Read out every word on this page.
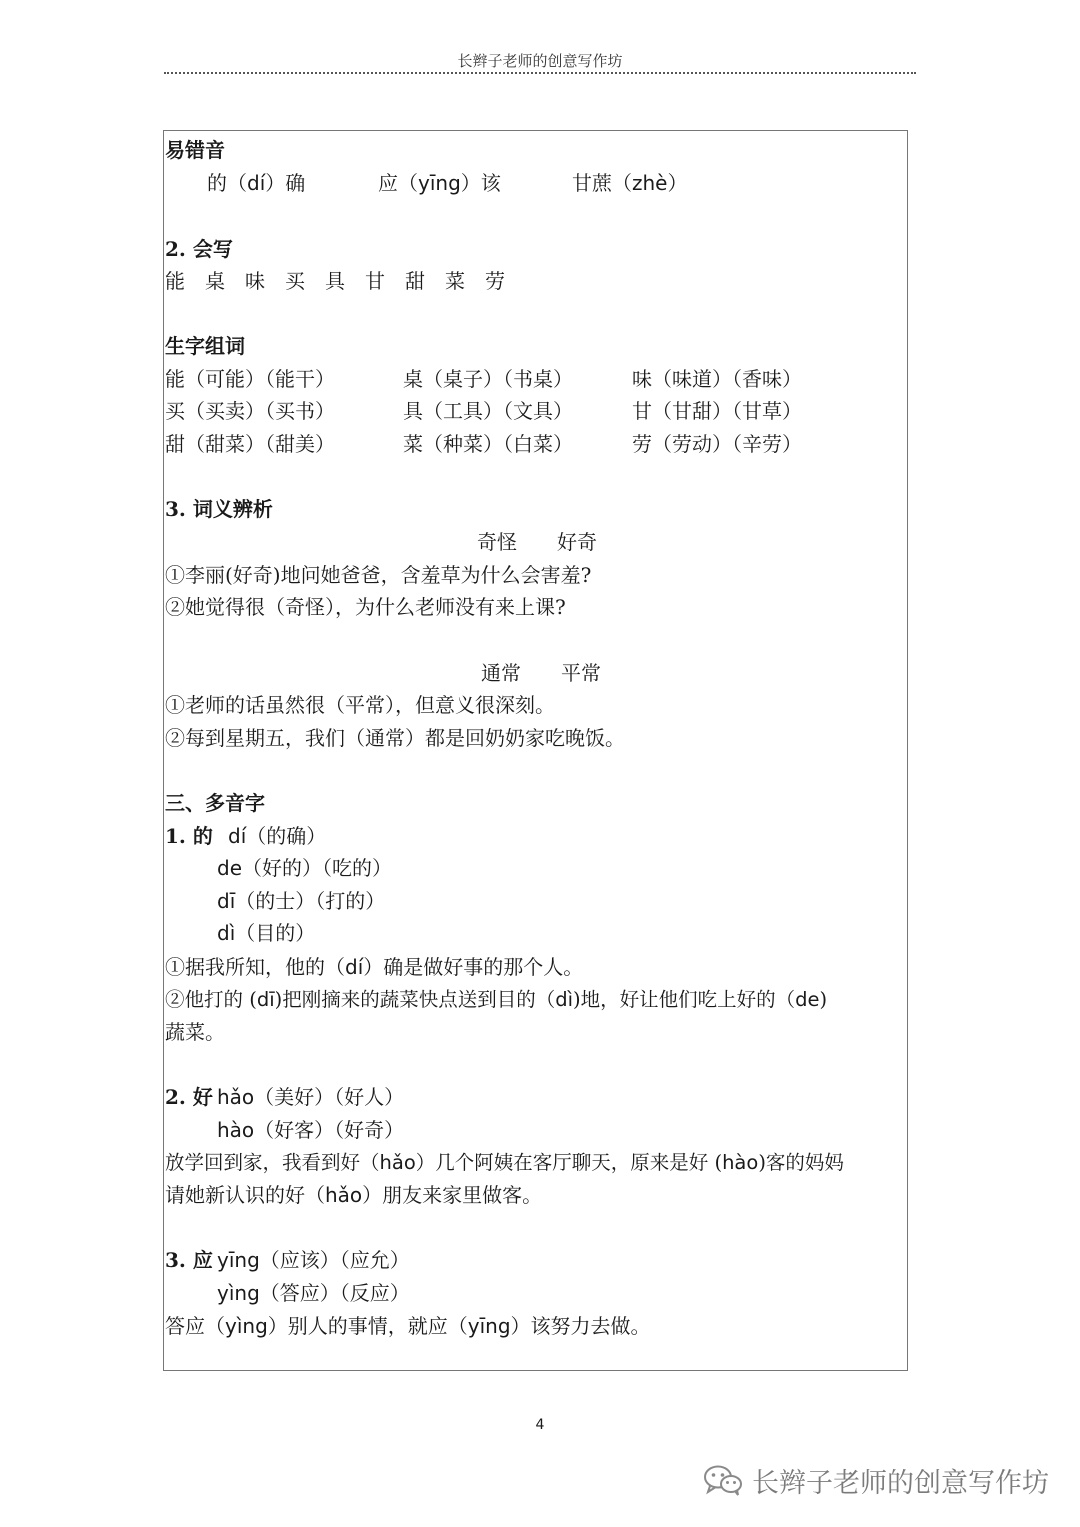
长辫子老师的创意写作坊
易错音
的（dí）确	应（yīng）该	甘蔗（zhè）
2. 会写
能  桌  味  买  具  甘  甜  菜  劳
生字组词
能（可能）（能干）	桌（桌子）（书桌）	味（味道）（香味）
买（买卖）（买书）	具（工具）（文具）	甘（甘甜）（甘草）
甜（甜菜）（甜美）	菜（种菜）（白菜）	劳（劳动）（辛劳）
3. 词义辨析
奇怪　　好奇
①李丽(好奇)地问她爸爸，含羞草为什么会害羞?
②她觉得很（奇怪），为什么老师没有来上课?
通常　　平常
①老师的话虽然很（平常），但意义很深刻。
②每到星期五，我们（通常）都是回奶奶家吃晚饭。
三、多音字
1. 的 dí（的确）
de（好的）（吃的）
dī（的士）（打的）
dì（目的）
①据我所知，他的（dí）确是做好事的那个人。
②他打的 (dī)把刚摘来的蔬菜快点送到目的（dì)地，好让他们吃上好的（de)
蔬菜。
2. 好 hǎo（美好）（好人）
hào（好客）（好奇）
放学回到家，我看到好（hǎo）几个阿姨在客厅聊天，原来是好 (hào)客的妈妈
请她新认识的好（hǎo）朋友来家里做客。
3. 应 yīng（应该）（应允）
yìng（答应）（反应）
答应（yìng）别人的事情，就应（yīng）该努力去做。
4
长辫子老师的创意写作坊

——————————

- [Do this] Read through the data and copy every line where "yìng" shows up.

- [Task response]
yìng（答应）（反应）
答应（yìng）别人的事情，就应（yīng）该努力去做。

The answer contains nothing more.